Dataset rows
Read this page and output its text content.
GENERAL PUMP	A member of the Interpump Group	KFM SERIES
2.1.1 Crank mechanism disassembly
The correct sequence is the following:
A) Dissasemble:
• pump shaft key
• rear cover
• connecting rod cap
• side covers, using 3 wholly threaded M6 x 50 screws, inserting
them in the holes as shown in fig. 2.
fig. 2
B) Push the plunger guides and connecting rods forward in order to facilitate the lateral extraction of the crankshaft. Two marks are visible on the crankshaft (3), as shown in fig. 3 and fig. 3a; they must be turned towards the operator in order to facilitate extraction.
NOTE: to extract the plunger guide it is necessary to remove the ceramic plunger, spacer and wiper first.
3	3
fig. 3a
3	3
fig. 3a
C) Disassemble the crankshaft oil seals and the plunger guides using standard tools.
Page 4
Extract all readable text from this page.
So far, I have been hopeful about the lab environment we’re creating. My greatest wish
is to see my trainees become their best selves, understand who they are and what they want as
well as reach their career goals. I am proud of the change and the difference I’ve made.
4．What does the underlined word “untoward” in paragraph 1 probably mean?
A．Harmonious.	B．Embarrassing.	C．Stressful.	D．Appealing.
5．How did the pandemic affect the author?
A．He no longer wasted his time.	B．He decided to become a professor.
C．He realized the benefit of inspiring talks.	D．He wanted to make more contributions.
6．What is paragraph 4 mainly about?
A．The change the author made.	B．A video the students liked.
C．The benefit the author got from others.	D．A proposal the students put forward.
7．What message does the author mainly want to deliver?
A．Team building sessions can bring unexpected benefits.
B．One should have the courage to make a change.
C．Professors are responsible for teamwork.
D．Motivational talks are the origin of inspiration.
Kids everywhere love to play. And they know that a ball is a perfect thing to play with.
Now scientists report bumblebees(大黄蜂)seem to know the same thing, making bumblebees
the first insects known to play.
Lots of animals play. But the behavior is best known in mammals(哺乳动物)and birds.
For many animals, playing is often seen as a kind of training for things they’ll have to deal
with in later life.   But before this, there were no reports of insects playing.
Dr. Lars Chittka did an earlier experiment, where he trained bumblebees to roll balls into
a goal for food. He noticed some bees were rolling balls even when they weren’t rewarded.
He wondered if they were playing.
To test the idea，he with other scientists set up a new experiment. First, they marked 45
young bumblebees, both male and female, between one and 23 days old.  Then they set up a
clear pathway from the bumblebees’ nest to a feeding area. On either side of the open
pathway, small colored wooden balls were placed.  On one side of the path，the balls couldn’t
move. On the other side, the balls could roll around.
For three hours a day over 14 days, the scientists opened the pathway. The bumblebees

- Written exercise
Exactly reproduce every line of the data above.

- Result for this task
Read this page and output its text content.
GENERAL PUMP	A member of the Interpump Group	KFM SERIES
2.1.1 Crank mechanism disassembly
The correct sequence is the following:
A) Dissasemble:
• pump shaft key
• rear cover
• connecting rod cap
• side covers, using 3 wholly threaded M6 x 50 screws, inserting
them in the holes as shown in fig. 2.
fig. 2
B) Push the plunger guides and connecting rods forward in order to facilitate the lateral extraction of the crankshaft. Two marks are visible on the crankshaft (3), as shown in fig. 3 and fig. 3a; they must be turned towards the operator in order to facilitate extraction.
NOTE: to extract the plunger guide it is necessary to remove the ceramic plunger, spacer and wiper first.
3	3
fig. 3a
3	3
fig. 3a
C) Disassemble the crankshaft oil seals and the plunger guides using standard tools.
Page 4
Extract all readable text from this page.
So far, I have been hopeful about the lab environment we’re creating. My greatest wish
is to see my trainees become their best selves, understand who they are and what they want as
well as reach their career goals. I am proud of the change and the difference I’ve made.
4．What does the underlined word “untoward” in paragraph 1 probably mean?
A．Harmonious.	B．Embarrassing.	C．Stressful.	D．Appealing.
5．How did the pandemic affect the author?
A．He no longer wasted his time.	B．He decided to become a professor.
C．He realized the benefit of inspiring talks.	D．He wanted to make more contributions.
6．What is paragraph 4 mainly about?
A．The change the author made.	B．A video the students liked.
C．The benefit the author got from others.	D．A proposal the students put forward.
7．What message does the author mainly want to deliver?
A．Team building sessions can bring unexpected benefits.
B．One should have the courage to make a change.
C．Professors are responsible for teamwork.
D．Motivational talks are the origin of inspiration.
Kids everywhere love to play. And they know that a ball is a perfect thing to play with.
Now scientists report bumblebees(大黄蜂)seem to know the same thing, making bumblebees
the first insects known to play.
Lots of animals play. But the behavior is best known in mammals(哺乳动物)and birds.
For many animals, playing is often seen as a kind of training for things they’ll have to deal
with in later life.   But before this, there were no reports of insects playing.
Dr. Lars Chittka did an earlier experiment, where he trained bumblebees to roll balls into
a goal for food. He noticed some bees were rolling balls even when they weren’t rewarded.
He wondered if they were playing.
To test the idea，he with other scientists set up a new experiment. First, they marked 45
young bumblebees, both male and female, between one and 23 days old.  Then they set up a
clear pathway from the bumblebees’ nest to a feeding area. On either side of the open
pathway, small colored wooden balls were placed.  On one side of the path，the balls couldn’t
move. On the other side, the balls could roll around.
For three hours a day over 14 days, the scientists opened the pathway. The bumblebees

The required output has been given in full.